— BEGIN DATA ENTRIES —

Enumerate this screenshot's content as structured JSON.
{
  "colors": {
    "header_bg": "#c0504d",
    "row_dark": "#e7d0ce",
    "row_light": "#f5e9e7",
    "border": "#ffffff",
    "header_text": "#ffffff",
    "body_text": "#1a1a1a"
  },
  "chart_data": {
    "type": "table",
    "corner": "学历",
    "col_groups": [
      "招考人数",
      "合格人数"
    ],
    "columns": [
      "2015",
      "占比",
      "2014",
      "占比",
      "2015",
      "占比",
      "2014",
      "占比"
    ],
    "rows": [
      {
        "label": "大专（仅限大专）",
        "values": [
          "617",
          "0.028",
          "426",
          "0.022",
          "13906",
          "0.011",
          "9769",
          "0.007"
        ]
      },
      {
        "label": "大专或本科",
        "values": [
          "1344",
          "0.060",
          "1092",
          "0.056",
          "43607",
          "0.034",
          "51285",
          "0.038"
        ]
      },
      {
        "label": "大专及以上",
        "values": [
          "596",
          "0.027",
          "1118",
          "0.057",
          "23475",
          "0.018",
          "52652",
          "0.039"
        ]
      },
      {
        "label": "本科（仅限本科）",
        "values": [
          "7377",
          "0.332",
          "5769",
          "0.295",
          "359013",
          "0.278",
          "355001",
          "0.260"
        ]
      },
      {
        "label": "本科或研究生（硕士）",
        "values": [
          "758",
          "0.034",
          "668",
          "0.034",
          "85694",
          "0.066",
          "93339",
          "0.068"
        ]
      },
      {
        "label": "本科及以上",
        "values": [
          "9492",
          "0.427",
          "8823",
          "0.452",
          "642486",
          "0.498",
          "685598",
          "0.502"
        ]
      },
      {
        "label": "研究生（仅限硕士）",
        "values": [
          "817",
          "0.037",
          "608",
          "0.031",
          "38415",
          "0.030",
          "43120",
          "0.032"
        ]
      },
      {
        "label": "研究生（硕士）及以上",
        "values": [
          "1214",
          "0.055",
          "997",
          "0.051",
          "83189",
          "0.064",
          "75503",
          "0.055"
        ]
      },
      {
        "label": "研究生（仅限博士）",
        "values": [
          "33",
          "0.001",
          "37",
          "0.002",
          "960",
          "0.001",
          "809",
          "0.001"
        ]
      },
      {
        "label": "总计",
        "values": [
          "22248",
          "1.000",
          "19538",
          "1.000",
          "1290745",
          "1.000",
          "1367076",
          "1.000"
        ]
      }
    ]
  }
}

— END DATA ENTRIES —

TASK: Of the lines in the entries, how many include the word "label"? State only the number.

TASK SOLUTION: 10